■ Aim
Print the data that follows exactly.

----- The input -----

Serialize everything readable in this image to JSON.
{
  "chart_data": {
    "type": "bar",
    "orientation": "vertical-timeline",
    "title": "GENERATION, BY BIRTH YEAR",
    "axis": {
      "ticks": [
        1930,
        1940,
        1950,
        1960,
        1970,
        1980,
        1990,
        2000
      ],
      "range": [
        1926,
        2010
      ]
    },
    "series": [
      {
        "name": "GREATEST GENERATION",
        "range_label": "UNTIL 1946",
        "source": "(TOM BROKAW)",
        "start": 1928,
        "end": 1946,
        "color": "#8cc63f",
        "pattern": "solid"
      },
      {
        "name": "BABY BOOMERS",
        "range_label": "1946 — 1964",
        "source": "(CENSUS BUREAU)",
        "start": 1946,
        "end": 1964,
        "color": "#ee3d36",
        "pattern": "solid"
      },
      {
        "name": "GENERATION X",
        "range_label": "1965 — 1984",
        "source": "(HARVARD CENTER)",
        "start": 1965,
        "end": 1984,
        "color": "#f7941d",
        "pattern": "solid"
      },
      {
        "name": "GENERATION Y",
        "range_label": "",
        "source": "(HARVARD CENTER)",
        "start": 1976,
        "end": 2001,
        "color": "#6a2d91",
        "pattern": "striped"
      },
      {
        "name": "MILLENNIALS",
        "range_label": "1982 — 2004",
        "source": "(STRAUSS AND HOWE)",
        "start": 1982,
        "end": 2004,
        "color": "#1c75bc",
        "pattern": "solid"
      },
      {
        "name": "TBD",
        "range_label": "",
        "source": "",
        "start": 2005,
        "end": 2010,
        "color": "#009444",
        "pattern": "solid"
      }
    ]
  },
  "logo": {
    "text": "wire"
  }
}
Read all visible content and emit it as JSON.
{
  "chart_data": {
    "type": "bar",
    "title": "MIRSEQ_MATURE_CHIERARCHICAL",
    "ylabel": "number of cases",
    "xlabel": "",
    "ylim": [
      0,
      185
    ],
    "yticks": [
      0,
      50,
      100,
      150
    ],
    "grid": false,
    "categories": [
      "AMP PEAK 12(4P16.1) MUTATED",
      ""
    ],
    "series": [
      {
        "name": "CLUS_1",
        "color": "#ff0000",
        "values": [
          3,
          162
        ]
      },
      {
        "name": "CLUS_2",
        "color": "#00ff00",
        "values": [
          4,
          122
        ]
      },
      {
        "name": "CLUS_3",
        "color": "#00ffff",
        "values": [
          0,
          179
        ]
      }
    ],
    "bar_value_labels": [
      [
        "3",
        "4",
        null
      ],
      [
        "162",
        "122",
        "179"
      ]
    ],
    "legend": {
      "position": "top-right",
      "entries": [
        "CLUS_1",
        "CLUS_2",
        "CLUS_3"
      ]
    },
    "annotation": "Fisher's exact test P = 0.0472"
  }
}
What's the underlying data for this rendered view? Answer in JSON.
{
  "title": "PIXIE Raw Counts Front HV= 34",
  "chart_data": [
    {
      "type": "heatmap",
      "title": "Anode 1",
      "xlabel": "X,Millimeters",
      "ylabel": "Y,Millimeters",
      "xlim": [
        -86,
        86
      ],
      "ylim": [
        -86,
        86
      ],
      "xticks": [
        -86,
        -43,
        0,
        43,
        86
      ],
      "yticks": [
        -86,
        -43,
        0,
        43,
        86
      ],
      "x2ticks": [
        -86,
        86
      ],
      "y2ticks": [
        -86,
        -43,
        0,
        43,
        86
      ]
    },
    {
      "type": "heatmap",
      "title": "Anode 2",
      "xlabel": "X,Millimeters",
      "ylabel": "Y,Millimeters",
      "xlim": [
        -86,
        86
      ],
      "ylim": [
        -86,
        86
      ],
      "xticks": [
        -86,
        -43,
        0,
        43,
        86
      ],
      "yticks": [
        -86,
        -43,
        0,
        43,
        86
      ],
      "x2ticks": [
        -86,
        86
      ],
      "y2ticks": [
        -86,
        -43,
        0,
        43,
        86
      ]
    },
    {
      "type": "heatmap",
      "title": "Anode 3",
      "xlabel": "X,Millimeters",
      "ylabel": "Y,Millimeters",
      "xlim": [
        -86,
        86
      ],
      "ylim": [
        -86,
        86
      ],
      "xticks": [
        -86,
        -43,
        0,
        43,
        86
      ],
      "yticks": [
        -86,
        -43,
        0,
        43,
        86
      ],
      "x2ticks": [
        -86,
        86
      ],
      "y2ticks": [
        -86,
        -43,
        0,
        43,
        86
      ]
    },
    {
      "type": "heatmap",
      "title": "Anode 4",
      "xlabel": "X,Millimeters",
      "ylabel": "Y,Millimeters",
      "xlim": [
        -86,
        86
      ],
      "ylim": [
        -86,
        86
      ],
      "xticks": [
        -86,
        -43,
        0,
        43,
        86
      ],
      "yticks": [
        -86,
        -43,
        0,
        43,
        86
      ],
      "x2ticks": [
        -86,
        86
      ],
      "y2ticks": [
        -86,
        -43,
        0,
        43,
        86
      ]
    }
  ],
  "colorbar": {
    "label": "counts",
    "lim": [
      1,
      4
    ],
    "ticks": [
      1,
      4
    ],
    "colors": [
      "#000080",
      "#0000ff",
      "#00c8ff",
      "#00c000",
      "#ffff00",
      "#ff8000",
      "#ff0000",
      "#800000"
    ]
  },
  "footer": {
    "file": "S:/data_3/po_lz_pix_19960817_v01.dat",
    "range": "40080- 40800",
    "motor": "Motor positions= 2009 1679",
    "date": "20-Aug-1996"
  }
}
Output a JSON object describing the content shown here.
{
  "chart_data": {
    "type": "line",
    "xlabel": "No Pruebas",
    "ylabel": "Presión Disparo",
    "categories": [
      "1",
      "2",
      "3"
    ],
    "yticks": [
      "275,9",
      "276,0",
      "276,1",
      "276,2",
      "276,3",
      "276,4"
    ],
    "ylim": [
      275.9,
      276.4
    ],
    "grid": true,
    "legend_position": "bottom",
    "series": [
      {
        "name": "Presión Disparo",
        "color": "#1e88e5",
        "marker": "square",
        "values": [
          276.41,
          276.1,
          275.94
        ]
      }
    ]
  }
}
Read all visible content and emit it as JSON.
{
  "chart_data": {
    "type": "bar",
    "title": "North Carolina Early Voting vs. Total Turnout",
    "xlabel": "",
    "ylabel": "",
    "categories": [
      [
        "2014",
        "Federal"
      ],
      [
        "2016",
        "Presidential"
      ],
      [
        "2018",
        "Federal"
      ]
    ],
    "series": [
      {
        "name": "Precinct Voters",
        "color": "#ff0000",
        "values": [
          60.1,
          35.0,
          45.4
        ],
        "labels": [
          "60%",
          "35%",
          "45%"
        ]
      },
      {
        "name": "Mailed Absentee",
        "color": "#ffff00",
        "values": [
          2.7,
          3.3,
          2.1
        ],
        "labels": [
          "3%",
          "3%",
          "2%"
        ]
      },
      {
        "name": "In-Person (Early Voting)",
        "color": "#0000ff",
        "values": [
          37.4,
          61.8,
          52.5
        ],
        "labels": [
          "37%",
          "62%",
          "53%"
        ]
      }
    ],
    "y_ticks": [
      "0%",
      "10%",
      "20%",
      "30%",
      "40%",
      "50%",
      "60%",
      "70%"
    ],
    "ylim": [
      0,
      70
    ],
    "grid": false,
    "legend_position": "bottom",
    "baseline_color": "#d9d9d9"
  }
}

-----

■ Solved exercise
Serialize everything readable in this image to JSON.
{
  "chart_data": {
    "type": "bar",
    "orientation": "vertical-timeline",
    "title": "GENERATION, BY BIRTH YEAR",
    "axis": {
      "ticks": [
        1930,
        1940,
        1950,
        1960,
        1970,
        1980,
        1990,
        2000
      ],
      "range": [
        1926,
        2010
      ]
    },
    "series": [
      {
        "name": "GREATEST GENERATION",
        "range_label": "UNTIL 1946",
        "source": "(TOM BROKAW)",
        "start": 1928,
        "end": 1946,
        "color": "#8cc63f",
        "pattern": "solid"
      },
      {
        "name": "BABY BOOMERS",
        "range_label": "1946 — 1964",
        "source": "(CENSUS BUREAU)",
        "start": 1946,
        "end": 1964,
        "color": "#ee3d36",
        "pattern": "solid"
      },
      {
        "name": "GENERATION X",
        "range_label": "1965 — 1984",
        "source": "(HARVARD CENTER)",
        "start": 1965,
        "end": 1984,
        "color": "#f7941d",
        "pattern": "solid"
      },
      {
        "name": "GENERATION Y",
        "range_label": "",
        "source": "(HARVARD CENTER)",
        "start": 1976,
        "end": 2001,
        "color": "#6a2d91",
        "pattern": "striped"
      },
      {
        "name": "MILLENNIALS",
        "range_label": "1982 — 2004",
        "source": "(STRAUSS AND HOWE)",
        "start": 1982,
        "end": 2004,
        "color": "#1c75bc",
        "pattern": "solid"
      },
      {
        "name": "TBD",
        "range_label": "",
        "source": "",
        "start": 2005,
        "end": 2010,
        "color": "#009444",
        "pattern": "solid"
      }
    ]
  },
  "logo": {
    "text": "wire"
  }
}
Read all visible content and emit it as JSON.
{
  "chart_data": {
    "type": "bar",
    "title": "MIRSEQ_MATURE_CHIERARCHICAL",
    "ylabel": "number of cases",
    "xlabel": "",
    "ylim": [
      0,
      185
    ],
    "yticks": [
      0,
      50,
      100,
      150
    ],
    "grid": false,
    "categories": [
      "AMP PEAK 12(4P16.1) MUTATED",
      ""
    ],
    "series": [
      {
        "name": "CLUS_1",
        "color": "#ff0000",
        "values": [
          3,
          162
        ]
      },
      {
        "name": "CLUS_2",
        "color": "#00ff00",
        "values": [
          4,
          122
        ]
      },
      {
        "name": "CLUS_3",
        "color": "#00ffff",
        "values": [
          0,
          179
        ]
      }
    ],
    "bar_value_labels": [
      [
        "3",
        "4",
        null
      ],
      [
        "162",
        "122",
        "179"
      ]
    ],
    "legend": {
      "position": "top-right",
      "entries": [
        "CLUS_1",
        "CLUS_2",
        "CLUS_3"
      ]
    },
    "annotation": "Fisher's exact test P = 0.0472"
  }
}
What's the underlying data for this rendered view? Answer in JSON.
{
  "title": "PIXIE Raw Counts Front HV= 34",
  "chart_data": [
    {
      "type": "heatmap",
      "title": "Anode 1",
      "xlabel": "X,Millimeters",
      "ylabel": "Y,Millimeters",
      "xlim": [
        -86,
        86
      ],
      "ylim": [
        -86,
        86
      ],
      "xticks": [
        -86,
        -43,
        0,
        43,
        86
      ],
      "yticks": [
        -86,
        -43,
        0,
        43,
        86
      ],
      "x2ticks": [
        -86,
        86
      ],
      "y2ticks": [
        -86,
        -43,
        0,
        43,
        86
      ]
    },
    {
      "type": "heatmap",
      "title": "Anode 2",
      "xlabel": "X,Millimeters",
      "ylabel": "Y,Millimeters",
      "xlim": [
        -86,
        86
      ],
      "ylim": [
        -86,
        86
      ],
      "xticks": [
        -86,
        -43,
        0,
        43,
        86
      ],
      "yticks": [
        -86,
        -43,
        0,
        43,
        86
      ],
      "x2ticks": [
        -86,
        86
      ],
      "y2ticks": [
        -86,
        -43,
        0,
        43,
        86
      ]
    },
    {
      "type": "heatmap",
      "title": "Anode 3",
      "xlabel": "X,Millimeters",
      "ylabel": "Y,Millimeters",
      "xlim": [
        -86,
        86
      ],
      "ylim": [
        -86,
        86
      ],
      "xticks": [
        -86,
        -43,
        0,
        43,
        86
      ],
      "yticks": [
        -86,
        -43,
        0,
        43,
        86
      ],
      "x2ticks": [
        -86,
        86
      ],
      "y2ticks": [
        -86,
        -43,
        0,
        43,
        86
      ]
    },
    {
      "type": "heatmap",
      "title": "Anode 4",
      "xlabel": "X,Millimeters",
      "ylabel": "Y,Millimeters",
      "xlim": [
        -86,
        86
      ],
      "ylim": [
        -86,
        86
      ],
      "xticks": [
        -86,
        -43,
        0,
        43,
        86
      ],
      "yticks": [
        -86,
        -43,
        0,
        43,
        86
      ],
      "x2ticks": [
        -86,
        86
      ],
      "y2ticks": [
        -86,
        -43,
        0,
        43,
        86
      ]
    }
  ],
  "colorbar": {
    "label": "counts",
    "lim": [
      1,
      4
    ],
    "ticks": [
      1,
      4
    ],
    "colors": [
      "#000080",
      "#0000ff",
      "#00c8ff",
      "#00c000",
      "#ffff00",
      "#ff8000",
      "#ff0000",
      "#800000"
    ]
  },
  "footer": {
    "file": "S:/data_3/po_lz_pix_19960817_v01.dat",
    "range": "40080- 40800",
    "motor": "Motor positions= 2009 1679",
    "date": "20-Aug-1996"
  }
}
Output a JSON object describing the content shown here.
{
  "chart_data": {
    "type": "line",
    "xlabel": "No Pruebas",
    "ylabel": "Presión Disparo",
    "categories": [
      "1",
      "2",
      "3"
    ],
    "yticks": [
      "275,9",
      "276,0",
      "276,1",
      "276,2",
      "276,3",
      "276,4"
    ],
    "ylim": [
      275.9,
      276.4
    ],
    "grid": true,
    "legend_position": "bottom",
    "series": [
      {
        "name": "Presión Disparo",
        "color": "#1e88e5",
        "marker": "square",
        "values": [
          276.41,
          276.1,
          275.94
        ]
      }
    ]
  }
}
Read all visible content and emit it as JSON.
{
  "chart_data": {
    "type": "bar",
    "title": "North Carolina Early Voting vs. Total Turnout",
    "xlabel": "",
    "ylabel": "",
    "categories": [
      [
        "2014",
        "Federal"
      ],
      [
        "2016",
        "Presidential"
      ],
      [
        "2018",
        "Federal"
      ]
    ],
    "series": [
      {
        "name": "Precinct Voters",
        "color": "#ff0000",
        "values": [
          60.1,
          35.0,
          45.4
        ],
        "labels": [
          "60%",
          "35%",
          "45%"
        ]
      },
      {
        "name": "Mailed Absentee",
        "color": "#ffff00",
        "values": [
          2.7,
          3.3,
          2.1
        ],
        "labels": [
          "3%",
          "3%",
          "2%"
        ]
      },
      {
        "name": "In-Person (Early Voting)",
        "color": "#0000ff",
        "values": [
          37.4,
          61.8,
          52.5
        ],
        "labels": [
          "37%",
          "62%",
          "53%"
        ]
      }
    ],
    "y_ticks": [
      "0%",
      "10%",
      "20%",
      "30%",
      "40%",
      "50%",
      "60%",
      "70%"
    ],
    "ylim": [
      0,
      70
    ],
    "grid": false,
    "legend_position": "bottom",
    "baseline_color": "#d9d9d9"
  }
}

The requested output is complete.